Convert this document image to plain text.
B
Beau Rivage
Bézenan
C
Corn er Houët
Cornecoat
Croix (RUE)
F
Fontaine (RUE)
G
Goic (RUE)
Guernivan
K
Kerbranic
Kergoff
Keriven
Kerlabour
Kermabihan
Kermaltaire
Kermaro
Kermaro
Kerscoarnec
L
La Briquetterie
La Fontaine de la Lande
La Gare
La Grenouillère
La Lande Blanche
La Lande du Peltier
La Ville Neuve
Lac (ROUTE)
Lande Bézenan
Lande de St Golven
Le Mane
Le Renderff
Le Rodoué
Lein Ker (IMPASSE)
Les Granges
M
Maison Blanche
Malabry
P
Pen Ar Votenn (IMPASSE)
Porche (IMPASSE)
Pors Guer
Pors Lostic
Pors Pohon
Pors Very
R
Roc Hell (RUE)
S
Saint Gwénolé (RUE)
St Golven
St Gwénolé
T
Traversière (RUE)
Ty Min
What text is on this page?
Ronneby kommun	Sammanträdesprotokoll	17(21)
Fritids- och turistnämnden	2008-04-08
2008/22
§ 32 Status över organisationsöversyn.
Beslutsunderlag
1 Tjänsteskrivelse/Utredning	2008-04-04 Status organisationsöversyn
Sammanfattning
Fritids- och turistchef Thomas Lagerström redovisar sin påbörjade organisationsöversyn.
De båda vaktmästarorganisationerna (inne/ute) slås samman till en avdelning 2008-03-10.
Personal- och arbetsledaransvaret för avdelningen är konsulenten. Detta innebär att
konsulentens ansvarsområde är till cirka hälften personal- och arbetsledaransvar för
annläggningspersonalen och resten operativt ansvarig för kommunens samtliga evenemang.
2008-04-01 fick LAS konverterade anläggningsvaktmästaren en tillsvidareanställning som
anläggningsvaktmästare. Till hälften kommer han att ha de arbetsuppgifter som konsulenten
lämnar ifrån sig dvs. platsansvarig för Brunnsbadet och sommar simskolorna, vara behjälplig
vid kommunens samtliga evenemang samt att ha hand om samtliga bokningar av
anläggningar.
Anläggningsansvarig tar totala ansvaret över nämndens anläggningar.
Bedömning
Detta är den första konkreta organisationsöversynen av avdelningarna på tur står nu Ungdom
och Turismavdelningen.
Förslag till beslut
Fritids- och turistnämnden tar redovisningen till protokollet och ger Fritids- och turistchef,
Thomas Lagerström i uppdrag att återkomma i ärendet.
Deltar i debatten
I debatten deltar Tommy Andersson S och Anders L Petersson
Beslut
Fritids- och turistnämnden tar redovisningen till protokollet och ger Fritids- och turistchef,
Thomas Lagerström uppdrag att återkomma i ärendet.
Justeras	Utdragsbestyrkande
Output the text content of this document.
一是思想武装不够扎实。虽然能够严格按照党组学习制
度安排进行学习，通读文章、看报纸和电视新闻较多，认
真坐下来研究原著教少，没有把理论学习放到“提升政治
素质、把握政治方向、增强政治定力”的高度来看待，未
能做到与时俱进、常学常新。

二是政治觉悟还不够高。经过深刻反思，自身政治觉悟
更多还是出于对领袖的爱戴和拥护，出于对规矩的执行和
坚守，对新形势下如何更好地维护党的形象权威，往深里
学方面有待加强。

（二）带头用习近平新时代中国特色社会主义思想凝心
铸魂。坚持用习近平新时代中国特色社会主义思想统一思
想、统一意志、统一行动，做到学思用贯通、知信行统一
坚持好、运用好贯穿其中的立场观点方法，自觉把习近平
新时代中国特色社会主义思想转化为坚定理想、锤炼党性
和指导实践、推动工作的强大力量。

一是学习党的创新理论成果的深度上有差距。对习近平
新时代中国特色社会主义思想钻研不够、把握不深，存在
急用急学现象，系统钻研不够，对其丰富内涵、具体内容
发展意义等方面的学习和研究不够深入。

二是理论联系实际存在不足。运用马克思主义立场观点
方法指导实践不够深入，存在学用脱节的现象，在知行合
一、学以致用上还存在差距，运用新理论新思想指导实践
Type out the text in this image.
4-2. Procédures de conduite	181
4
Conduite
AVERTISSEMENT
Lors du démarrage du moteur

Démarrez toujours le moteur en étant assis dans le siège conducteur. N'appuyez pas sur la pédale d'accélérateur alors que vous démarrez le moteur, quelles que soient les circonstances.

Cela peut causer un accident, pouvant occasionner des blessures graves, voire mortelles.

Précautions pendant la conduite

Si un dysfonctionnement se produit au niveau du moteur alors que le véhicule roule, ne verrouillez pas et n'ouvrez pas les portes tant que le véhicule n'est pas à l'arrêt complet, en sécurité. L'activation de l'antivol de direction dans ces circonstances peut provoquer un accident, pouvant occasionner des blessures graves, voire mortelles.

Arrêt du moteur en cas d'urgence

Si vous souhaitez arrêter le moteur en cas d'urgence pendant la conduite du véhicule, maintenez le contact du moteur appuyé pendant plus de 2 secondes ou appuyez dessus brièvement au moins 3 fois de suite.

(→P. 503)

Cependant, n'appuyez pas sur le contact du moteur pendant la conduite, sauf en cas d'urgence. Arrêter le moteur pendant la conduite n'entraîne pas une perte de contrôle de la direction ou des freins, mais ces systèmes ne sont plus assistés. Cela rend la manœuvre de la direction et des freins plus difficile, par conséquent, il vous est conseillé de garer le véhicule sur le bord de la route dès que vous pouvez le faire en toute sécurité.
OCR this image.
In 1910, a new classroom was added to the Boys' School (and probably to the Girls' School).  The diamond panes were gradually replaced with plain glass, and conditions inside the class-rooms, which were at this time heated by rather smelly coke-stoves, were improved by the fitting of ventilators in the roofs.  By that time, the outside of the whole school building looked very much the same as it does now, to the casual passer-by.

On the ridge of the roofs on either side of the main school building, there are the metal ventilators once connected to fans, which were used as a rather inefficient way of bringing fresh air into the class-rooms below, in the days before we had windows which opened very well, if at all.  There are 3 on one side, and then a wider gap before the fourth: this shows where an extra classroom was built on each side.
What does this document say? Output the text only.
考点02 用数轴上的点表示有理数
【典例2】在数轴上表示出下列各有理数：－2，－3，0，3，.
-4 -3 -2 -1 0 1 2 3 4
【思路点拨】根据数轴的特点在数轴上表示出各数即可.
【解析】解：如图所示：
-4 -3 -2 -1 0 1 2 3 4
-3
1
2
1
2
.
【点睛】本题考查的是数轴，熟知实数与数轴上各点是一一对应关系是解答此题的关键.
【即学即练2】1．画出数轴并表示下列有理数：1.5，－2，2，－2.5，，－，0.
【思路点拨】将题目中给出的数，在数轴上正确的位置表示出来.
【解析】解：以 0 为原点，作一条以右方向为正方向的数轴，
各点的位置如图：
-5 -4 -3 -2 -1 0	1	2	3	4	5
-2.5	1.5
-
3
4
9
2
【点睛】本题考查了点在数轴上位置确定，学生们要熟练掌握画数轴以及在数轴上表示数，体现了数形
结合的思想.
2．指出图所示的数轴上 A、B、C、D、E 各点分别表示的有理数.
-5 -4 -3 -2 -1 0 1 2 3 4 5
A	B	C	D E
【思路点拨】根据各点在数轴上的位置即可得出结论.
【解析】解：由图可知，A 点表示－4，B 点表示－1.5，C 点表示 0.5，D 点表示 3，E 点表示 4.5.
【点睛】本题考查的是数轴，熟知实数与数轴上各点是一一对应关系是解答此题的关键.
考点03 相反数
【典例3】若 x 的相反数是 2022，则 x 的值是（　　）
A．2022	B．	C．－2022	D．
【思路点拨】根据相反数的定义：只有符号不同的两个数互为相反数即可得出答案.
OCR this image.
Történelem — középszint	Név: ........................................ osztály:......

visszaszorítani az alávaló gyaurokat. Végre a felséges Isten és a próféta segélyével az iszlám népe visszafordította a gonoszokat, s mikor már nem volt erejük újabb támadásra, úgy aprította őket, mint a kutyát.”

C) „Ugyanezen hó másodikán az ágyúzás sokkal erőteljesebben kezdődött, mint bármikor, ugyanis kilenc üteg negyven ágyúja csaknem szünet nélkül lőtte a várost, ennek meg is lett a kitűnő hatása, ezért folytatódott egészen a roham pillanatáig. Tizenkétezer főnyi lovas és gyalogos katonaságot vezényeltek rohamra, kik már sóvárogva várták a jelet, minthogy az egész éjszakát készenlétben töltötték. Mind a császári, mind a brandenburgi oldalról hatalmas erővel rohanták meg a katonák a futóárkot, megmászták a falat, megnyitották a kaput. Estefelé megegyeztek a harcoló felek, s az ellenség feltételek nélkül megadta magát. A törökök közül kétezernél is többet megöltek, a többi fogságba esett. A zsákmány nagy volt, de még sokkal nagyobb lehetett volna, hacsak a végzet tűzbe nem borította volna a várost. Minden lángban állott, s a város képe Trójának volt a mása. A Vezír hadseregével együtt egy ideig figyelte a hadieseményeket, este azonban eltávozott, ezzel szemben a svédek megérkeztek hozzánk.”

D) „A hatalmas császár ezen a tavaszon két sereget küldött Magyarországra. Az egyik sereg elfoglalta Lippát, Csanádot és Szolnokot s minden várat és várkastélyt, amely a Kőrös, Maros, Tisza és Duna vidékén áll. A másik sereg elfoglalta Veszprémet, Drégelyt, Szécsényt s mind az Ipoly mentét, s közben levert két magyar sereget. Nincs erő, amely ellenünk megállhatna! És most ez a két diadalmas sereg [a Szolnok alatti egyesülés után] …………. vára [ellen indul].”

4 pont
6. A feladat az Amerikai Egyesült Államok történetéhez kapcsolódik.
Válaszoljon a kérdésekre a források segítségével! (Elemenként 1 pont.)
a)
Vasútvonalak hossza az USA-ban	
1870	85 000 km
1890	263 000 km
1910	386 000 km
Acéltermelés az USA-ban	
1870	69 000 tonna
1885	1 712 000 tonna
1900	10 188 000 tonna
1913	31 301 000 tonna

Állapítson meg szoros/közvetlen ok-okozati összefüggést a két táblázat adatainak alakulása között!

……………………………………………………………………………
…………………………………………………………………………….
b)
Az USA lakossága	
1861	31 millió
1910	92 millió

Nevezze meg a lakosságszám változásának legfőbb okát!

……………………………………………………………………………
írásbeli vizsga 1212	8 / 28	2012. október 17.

__Task goal__
Return, from the data, each line that has the word "debatten" in it.

__Correct result__
Deltar i debatten
I debatten deltar Tommy Andersson S och Anders L Petersson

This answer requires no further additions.